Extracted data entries
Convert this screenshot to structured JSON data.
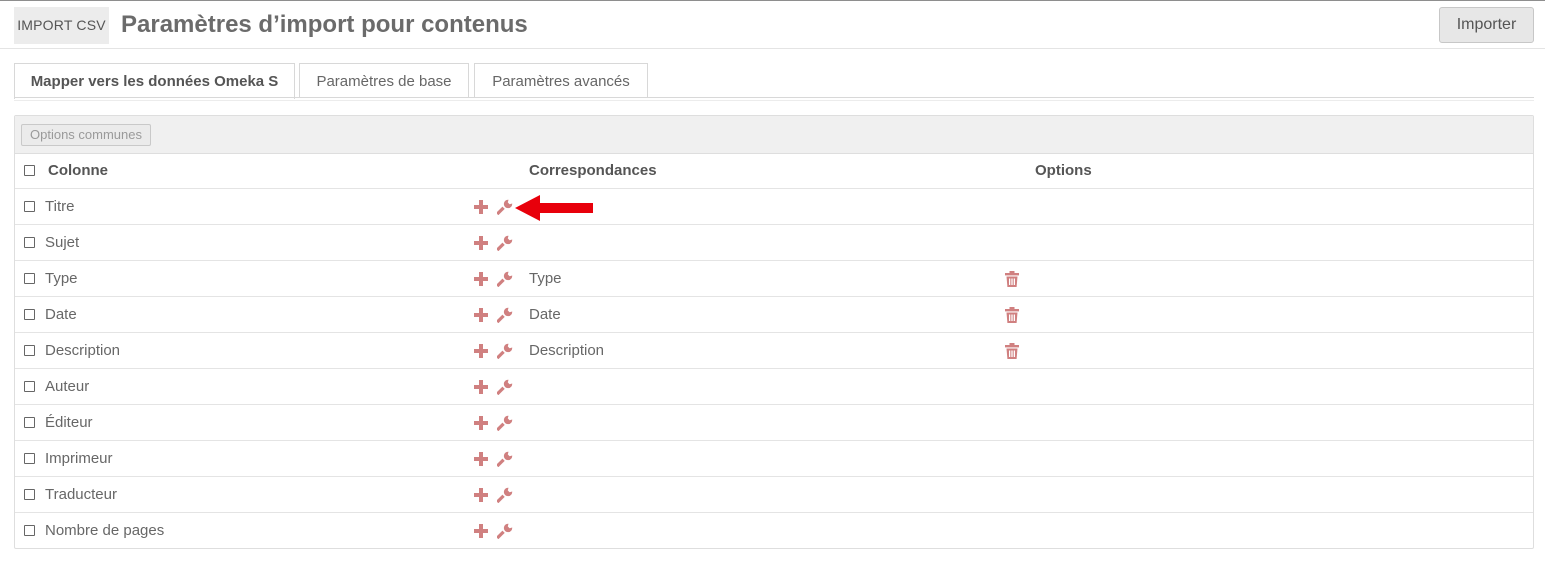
{
  "header": {
    "module_badge": "IMPORT CSV",
    "title": "Paramètres d’import pour contenus",
    "import_button": "Importer"
  },
  "tabs": [
    {
      "label": "Mapper vers les données Omeka S",
      "active": true
    },
    {
      "label": "Paramètres de base",
      "active": false
    },
    {
      "label": "Paramètres avancés",
      "active": false
    }
  ],
  "toolbar": {
    "common_options_button": "Options communes"
  },
  "table": {
    "headers": {
      "column": "Colonne",
      "mappings": "Correspondances",
      "options": "Options"
    },
    "rows": [
      {
        "column": "Titre",
        "mapping": ""
      },
      {
        "column": "Sujet",
        "mapping": ""
      },
      {
        "column": "Type",
        "mapping": "Type"
      },
      {
        "column": "Date",
        "mapping": "Date"
      },
      {
        "column": "Description",
        "mapping": "Description"
      },
      {
        "column": "Auteur",
        "mapping": ""
      },
      {
        "column": "Éditeur",
        "mapping": ""
      },
      {
        "column": "Imprimeur",
        "mapping": ""
      },
      {
        "column": "Traducteur",
        "mapping": ""
      },
      {
        "column": "Nombre de pages",
        "mapping": ""
      }
    ]
  },
  "icons": {
    "add": "plus-icon",
    "configure": "wrench-icon",
    "delete": "trash-icon",
    "annotation": "red-arrow-left"
  },
  "colors": {
    "action_icon": "#d08080",
    "annotation_arrow": "#e8000b"
  }
}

== PROBLEM TO WORK ON ==
Copy the records above exactly, omitting every picture.

== EXERCISE ANSWER ==
Convert this screenshot to structured JSON data.
{
  "header": {
    "module_badge": "IMPORT CSV",
    "title": "Paramètres d’import pour contenus",
    "import_button": "Importer"
  },
  "tabs": [
    {
      "label": "Mapper vers les données Omeka S",
      "active": true
    },
    {
      "label": "Paramètres de base",
      "active": false
    },
    {
      "label": "Paramètres avancés",
      "active": false
    }
  ],
  "toolbar": {
    "common_options_button": "Options communes"
  },
  "table": {
    "headers": {
      "column": "Colonne",
      "mappings": "Correspondances",
      "options": "Options"
    },
    "rows": [
      {
        "column": "Titre",
        "mapping": ""
      },
      {
        "column": "Sujet",
        "mapping": ""
      },
      {
        "column": "Type",
        "mapping": "Type"
      },
      {
        "column": "Date",
        "mapping": "Date"
      },
      {
        "column": "Description",
        "mapping": "Description"
      },
      {
        "column": "Auteur",
        "mapping": ""
      },
      {
        "column": "Éditeur",
        "mapping": ""
      },
      {
        "column": "Imprimeur",
        "mapping": ""
      },
      {
        "column": "Traducteur",
        "mapping": ""
      },
      {
        "column": "Nombre de pages",
        "mapping": ""
      }
    ]
  },
  "icons": {
    "add": "plus-icon",
    "configure": "wrench-icon",
    "delete": "trash-icon",
    "annotation": "red-arrow-left"
  },
  "colors": {
    "action_icon": "#d08080",
    "annotation_arrow": "#e8000b"
  }
}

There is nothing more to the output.